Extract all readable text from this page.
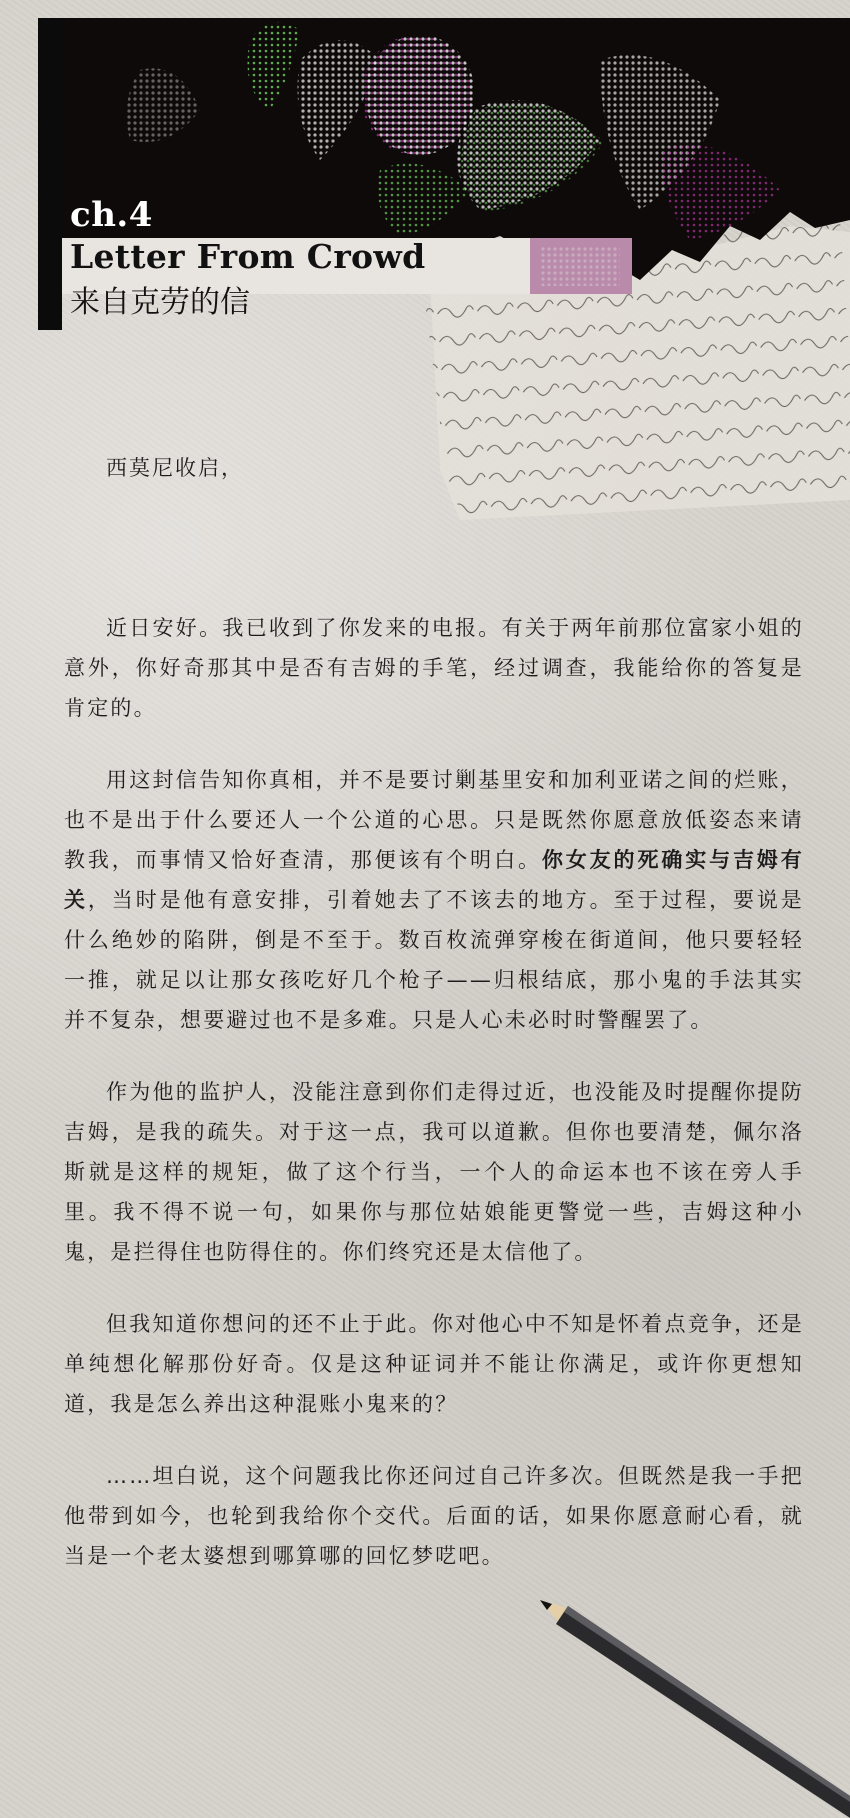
ch.4
Letter From Crowd
来自克劳的信

西莫尼收启，

近日安好。我已收到了你发来的电报。有关于两年前那位富家小姐的意外，你好奇那其中是否有吉姆的手笔，经过调查，我能给你的答复是肯定的。

用这封信告知你真相，并不是要讨剿基里安和加利亚诺之间的烂账，也不是出于什么要还人一个公道的心思。只是既然你愿意放低姿态来请教我，而事情又恰好查清，那便该有个明白。你女友的死确实与吉姆有关，当时是他有意安排，引着她去了不该去的地方。至于过程，要说是什么绝妙的陷阱，倒是不至于。数百枚流弹穿梭在街道间，他只要轻轻一推，就足以让那女孩吃好几个枪子——归根结底，那小鬼的手法其实并不复杂，想要避过也不是多难。只是人心未必时时警醒罢了。

作为他的监护人，没能注意到你们走得过近，也没能及时提醒你提防吉姆，是我的疏失。对于这一点，我可以道歉。但你也要清楚，佩尔洛斯就是这样的规矩，做了这个行当，一个人的命运本也不该在旁人手里。我不得不说一句，如果你与那位姑娘能更警觉一些，吉姆这种小鬼，是拦得住也防得住的。你们终究还是太信他了。

但我知道你想问的还不止于此。你对他心中不知是怀着点竞争，还是单纯想化解那份好奇。仅是这种证词并不能让你满足，或许你更想知道，我是怎么养出这种混账小鬼来的？

……坦白说，这个问题我比你还问过自己许多次。但既然是我一手把他带到如今，也轮到我给你个交代。后面的话，如果你愿意耐心看，就当是一个老太婆想到哪算哪的回忆梦呓吧。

========================================================================

# PROBLEM DESCRIPTION
Print the whole listing above once more, word for word, without its pictures.

# WRITTEN SOLUTION
Extract all readable text from this page.
ch.4
Letter From Crowd
来自克劳的信

西莫尼收启，

近日安好。我已收到了你发来的电报。有关于两年前那位富家小姐的意外，你好奇那其中是否有吉姆的手笔，经过调查，我能给你的答复是肯定的。

用这封信告知你真相，并不是要讨剿基里安和加利亚诺之间的烂账，也不是出于什么要还人一个公道的心思。只是既然你愿意放低姿态来请教我，而事情又恰好查清，那便该有个明白。你女友的死确实与吉姆有关，当时是他有意安排，引着她去了不该去的地方。至于过程，要说是什么绝妙的陷阱，倒是不至于。数百枚流弹穿梭在街道间，他只要轻轻一推，就足以让那女孩吃好几个枪子——归根结底，那小鬼的手法其实并不复杂，想要避过也不是多难。只是人心未必时时警醒罢了。

作为他的监护人，没能注意到你们走得过近，也没能及时提醒你提防吉姆，是我的疏失。对于这一点，我可以道歉。但你也要清楚，佩尔洛斯就是这样的规矩，做了这个行当，一个人的命运本也不该在旁人手里。我不得不说一句，如果你与那位姑娘能更警觉一些，吉姆这种小鬼，是拦得住也防得住的。你们终究还是太信他了。

但我知道你想问的还不止于此。你对他心中不知是怀着点竞争，还是单纯想化解那份好奇。仅是这种证词并不能让你满足，或许你更想知道，我是怎么养出这种混账小鬼来的？

……坦白说，这个问题我比你还问过自己许多次。但既然是我一手把他带到如今，也轮到我给你个交代。后面的话，如果你愿意耐心看，就当是一个老太婆想到哪算哪的回忆梦呓吧。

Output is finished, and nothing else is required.